Pick out the lines below with "либо" and list them.
--
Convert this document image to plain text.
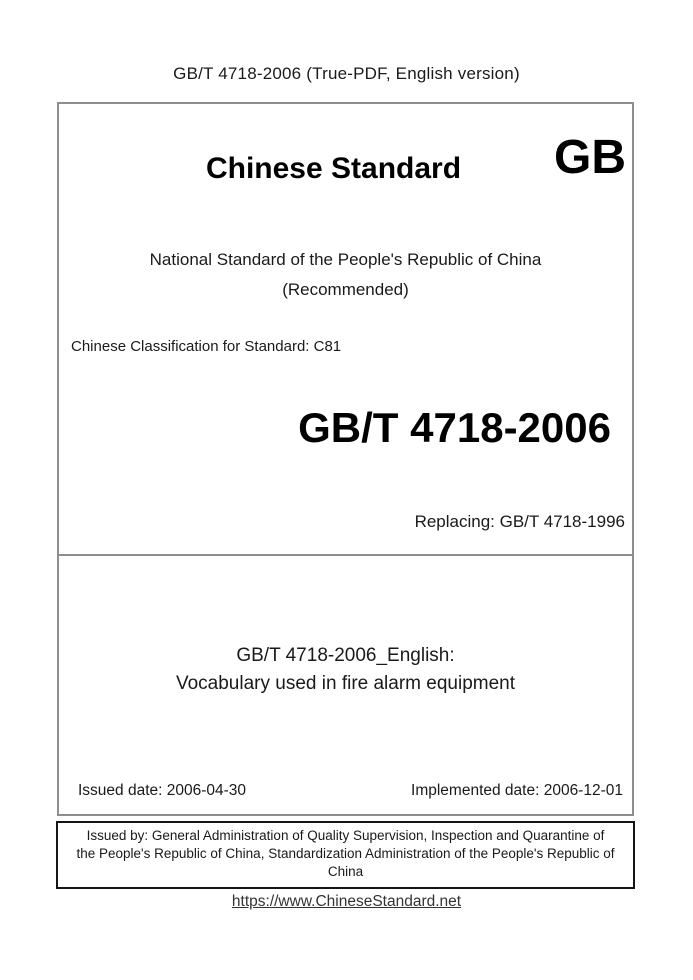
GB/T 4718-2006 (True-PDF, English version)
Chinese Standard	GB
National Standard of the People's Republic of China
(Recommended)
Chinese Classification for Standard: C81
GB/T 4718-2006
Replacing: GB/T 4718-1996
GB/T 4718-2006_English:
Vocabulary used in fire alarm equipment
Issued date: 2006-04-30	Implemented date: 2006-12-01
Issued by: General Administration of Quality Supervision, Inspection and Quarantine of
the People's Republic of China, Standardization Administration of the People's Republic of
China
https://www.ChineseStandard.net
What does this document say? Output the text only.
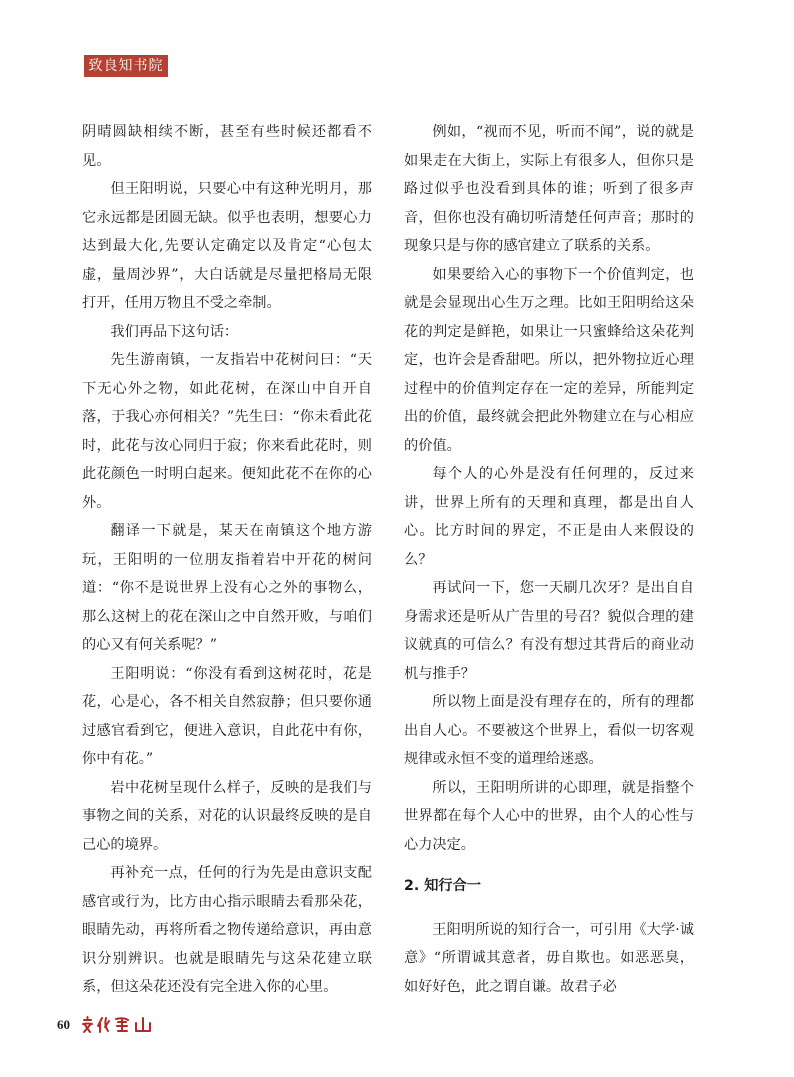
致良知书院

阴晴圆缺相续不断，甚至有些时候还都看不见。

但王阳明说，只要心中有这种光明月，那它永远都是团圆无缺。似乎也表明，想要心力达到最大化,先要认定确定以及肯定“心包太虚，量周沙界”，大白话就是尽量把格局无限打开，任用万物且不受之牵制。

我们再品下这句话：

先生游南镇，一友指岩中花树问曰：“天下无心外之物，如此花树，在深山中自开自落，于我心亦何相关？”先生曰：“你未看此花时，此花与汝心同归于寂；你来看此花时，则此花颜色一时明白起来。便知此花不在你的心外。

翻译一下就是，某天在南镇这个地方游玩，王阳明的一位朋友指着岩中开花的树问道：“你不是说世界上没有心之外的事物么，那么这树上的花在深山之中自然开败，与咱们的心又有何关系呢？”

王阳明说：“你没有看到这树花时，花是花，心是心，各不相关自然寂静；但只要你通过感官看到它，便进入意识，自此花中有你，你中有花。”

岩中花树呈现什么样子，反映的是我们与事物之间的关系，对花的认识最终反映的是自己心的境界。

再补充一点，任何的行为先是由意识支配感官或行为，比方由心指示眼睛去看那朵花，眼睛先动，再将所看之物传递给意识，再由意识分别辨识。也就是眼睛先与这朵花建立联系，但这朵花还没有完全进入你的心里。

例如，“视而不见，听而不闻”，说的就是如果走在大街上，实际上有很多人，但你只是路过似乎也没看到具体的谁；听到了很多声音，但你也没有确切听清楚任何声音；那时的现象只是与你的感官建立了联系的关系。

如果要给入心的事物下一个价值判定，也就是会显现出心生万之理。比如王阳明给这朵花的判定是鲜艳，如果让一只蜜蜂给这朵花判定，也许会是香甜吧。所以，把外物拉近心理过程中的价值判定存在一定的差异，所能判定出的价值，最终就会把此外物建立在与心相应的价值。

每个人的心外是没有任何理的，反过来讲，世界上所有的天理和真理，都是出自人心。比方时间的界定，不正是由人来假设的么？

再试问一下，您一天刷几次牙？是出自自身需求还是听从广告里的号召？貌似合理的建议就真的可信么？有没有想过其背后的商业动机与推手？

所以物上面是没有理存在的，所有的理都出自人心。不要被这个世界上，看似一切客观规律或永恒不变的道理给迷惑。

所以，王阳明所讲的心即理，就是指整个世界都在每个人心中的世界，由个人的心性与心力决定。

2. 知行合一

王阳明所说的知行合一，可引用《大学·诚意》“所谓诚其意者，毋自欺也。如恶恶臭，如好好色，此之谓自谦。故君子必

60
--
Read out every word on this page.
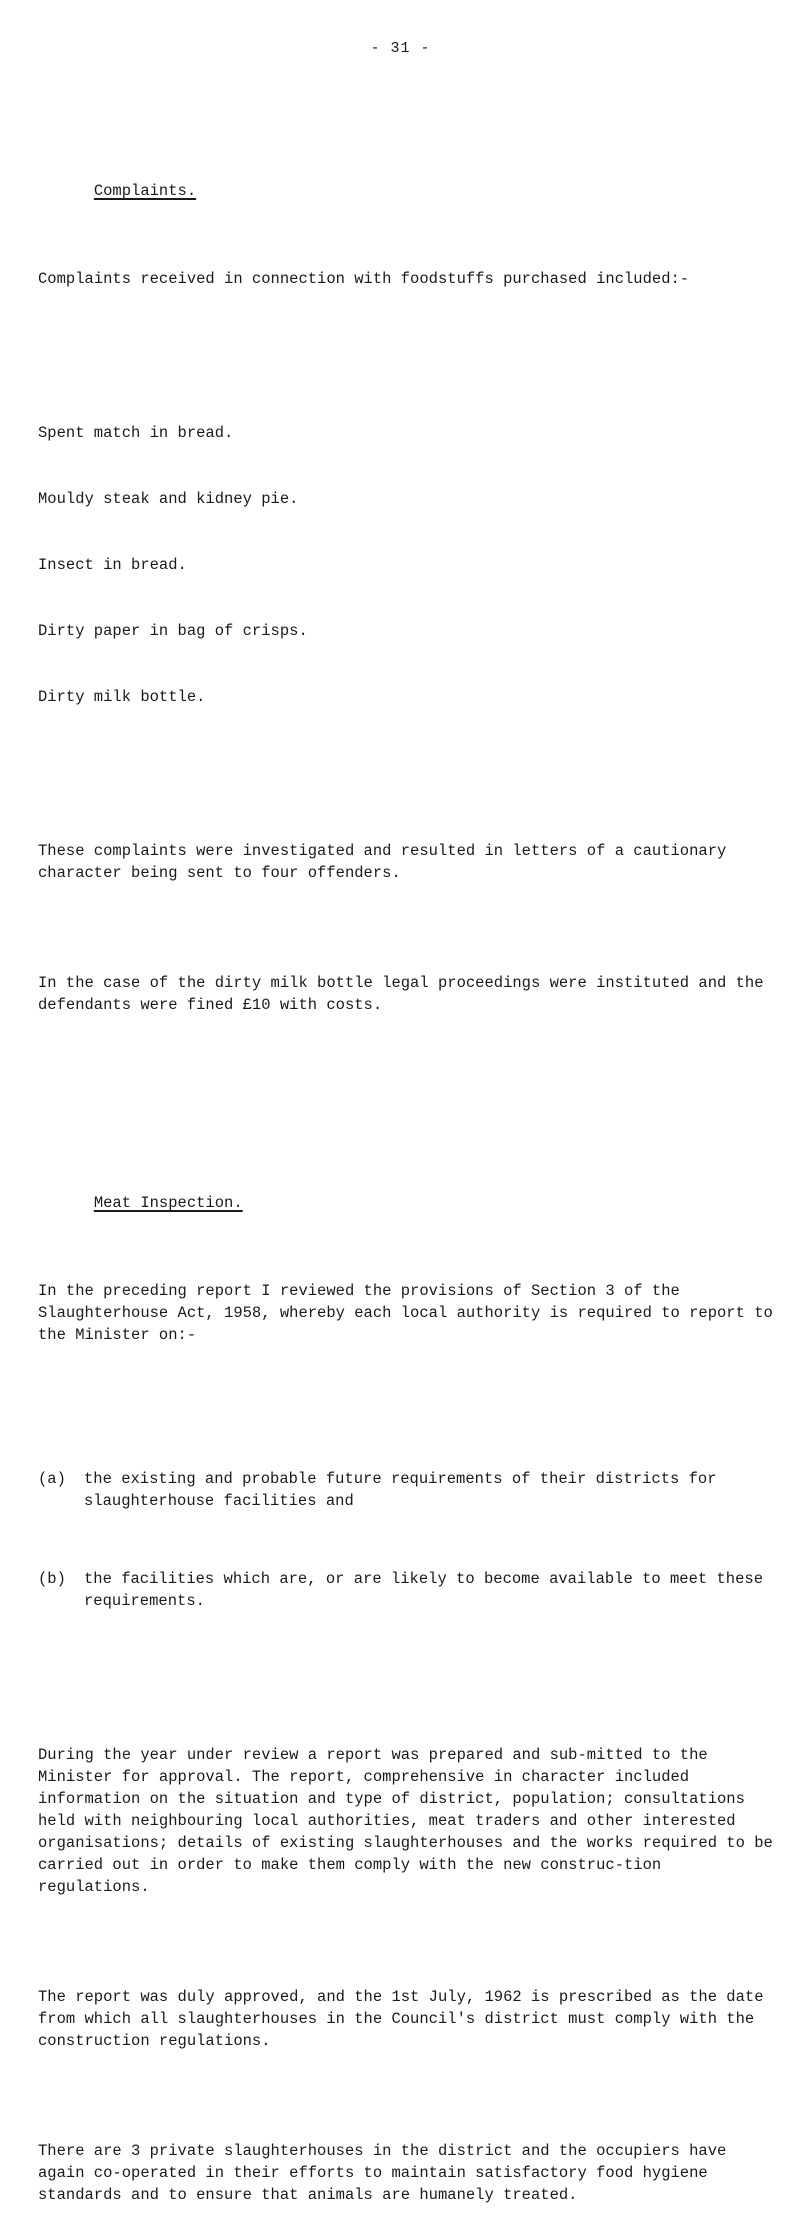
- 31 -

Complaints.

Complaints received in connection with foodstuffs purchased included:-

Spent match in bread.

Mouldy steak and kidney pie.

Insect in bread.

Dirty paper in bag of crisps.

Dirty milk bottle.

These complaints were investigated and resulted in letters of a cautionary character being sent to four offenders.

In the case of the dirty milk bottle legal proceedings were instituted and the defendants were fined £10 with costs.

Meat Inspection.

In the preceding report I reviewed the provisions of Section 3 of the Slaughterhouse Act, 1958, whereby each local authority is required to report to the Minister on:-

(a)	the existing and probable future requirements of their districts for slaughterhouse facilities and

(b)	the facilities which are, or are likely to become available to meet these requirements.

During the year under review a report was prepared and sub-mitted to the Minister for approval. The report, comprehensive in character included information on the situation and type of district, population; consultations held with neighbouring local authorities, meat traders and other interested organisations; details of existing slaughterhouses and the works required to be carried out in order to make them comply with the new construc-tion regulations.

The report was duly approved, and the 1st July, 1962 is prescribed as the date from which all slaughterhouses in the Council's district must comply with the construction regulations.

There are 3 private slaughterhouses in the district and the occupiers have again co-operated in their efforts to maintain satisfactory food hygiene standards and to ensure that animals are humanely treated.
--
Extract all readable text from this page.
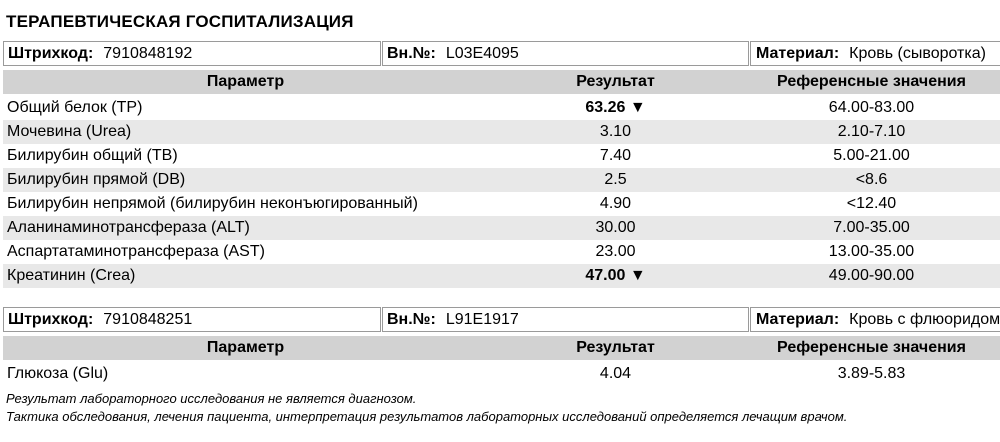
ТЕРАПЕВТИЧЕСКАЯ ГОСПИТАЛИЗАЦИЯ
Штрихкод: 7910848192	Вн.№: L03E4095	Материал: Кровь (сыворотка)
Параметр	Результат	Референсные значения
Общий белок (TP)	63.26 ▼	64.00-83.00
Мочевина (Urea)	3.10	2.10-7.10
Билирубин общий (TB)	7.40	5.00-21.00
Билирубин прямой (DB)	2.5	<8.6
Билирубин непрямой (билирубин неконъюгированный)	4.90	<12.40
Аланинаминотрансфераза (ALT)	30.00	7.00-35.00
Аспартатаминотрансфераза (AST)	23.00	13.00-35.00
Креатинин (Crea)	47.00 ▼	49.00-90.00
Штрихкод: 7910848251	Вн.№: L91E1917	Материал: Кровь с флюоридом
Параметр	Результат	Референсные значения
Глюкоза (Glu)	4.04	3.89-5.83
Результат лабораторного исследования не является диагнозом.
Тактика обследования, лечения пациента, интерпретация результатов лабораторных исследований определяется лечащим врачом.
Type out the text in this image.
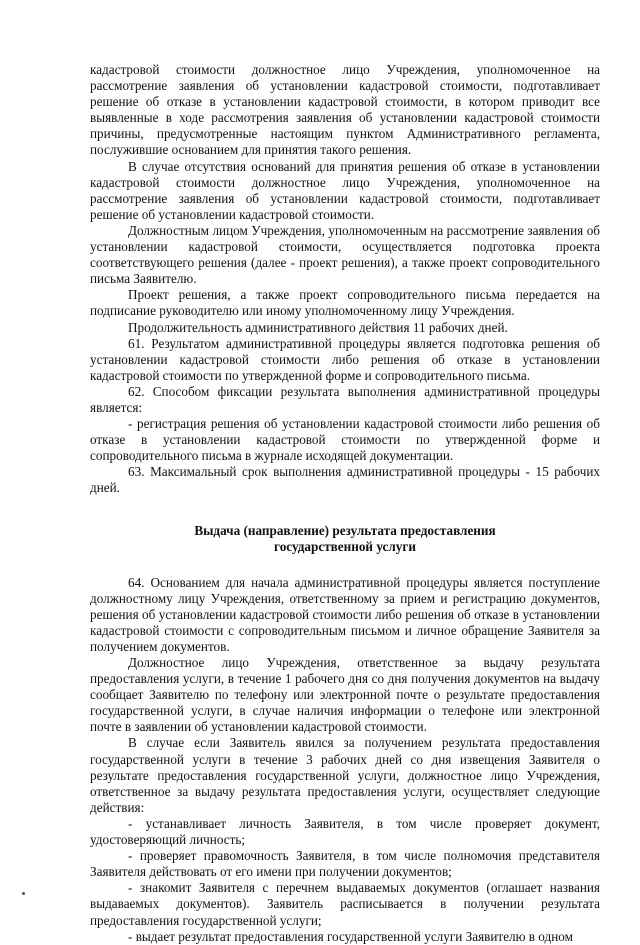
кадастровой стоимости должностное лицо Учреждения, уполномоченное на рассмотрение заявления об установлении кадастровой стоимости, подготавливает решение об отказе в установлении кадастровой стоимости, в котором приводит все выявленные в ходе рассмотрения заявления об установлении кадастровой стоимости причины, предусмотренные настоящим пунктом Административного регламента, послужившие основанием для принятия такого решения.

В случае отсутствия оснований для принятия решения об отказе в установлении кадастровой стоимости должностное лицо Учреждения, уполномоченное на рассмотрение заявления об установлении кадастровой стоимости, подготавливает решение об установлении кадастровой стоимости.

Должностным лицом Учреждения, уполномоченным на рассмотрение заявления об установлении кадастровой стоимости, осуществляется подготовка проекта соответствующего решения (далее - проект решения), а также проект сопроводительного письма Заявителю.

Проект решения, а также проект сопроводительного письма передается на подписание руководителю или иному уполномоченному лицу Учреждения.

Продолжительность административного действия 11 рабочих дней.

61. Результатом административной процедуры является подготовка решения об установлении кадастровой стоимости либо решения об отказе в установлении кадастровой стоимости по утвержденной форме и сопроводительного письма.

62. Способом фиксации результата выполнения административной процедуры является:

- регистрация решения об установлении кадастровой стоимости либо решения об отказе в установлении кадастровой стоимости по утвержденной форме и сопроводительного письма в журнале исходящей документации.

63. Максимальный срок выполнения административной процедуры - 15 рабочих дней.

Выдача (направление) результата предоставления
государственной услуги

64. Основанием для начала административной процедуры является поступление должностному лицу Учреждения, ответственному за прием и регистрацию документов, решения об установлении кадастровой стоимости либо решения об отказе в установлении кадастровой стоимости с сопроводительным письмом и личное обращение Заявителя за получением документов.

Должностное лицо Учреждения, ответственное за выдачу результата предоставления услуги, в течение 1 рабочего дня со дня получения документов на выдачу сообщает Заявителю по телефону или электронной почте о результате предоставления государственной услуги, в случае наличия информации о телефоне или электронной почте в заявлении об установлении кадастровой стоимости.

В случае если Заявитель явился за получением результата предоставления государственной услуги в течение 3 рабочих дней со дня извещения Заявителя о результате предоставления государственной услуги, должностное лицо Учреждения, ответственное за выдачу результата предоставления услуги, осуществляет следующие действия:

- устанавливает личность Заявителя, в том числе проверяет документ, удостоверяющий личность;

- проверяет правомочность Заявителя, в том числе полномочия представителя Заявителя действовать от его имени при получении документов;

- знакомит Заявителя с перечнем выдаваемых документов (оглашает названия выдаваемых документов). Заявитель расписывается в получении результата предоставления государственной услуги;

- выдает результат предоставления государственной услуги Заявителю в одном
--
## RESULT:
61. Результатом административной процедуры является подготовка решения об установлении кадастровой стоимости либо решения об отказе в установлении кадастровой стоимости по утвержденной форме и сопроводительного письма.
- регистрация решения об установлении кадастровой стоимости либо решения об отказе в установлении кадастровой стоимости по утвержденной форме и сопроводительного письма в журнале исходящей документации.
64. Основанием для начала административной процедуры является поступление должностному лицу Учреждения, ответственному за прием и регистрацию документов, решения об установлении кадастровой стоимости либо решения об отказе в установлении кадастровой стоимости с сопроводительным письмом и личное обращение Заявителя за получением документов.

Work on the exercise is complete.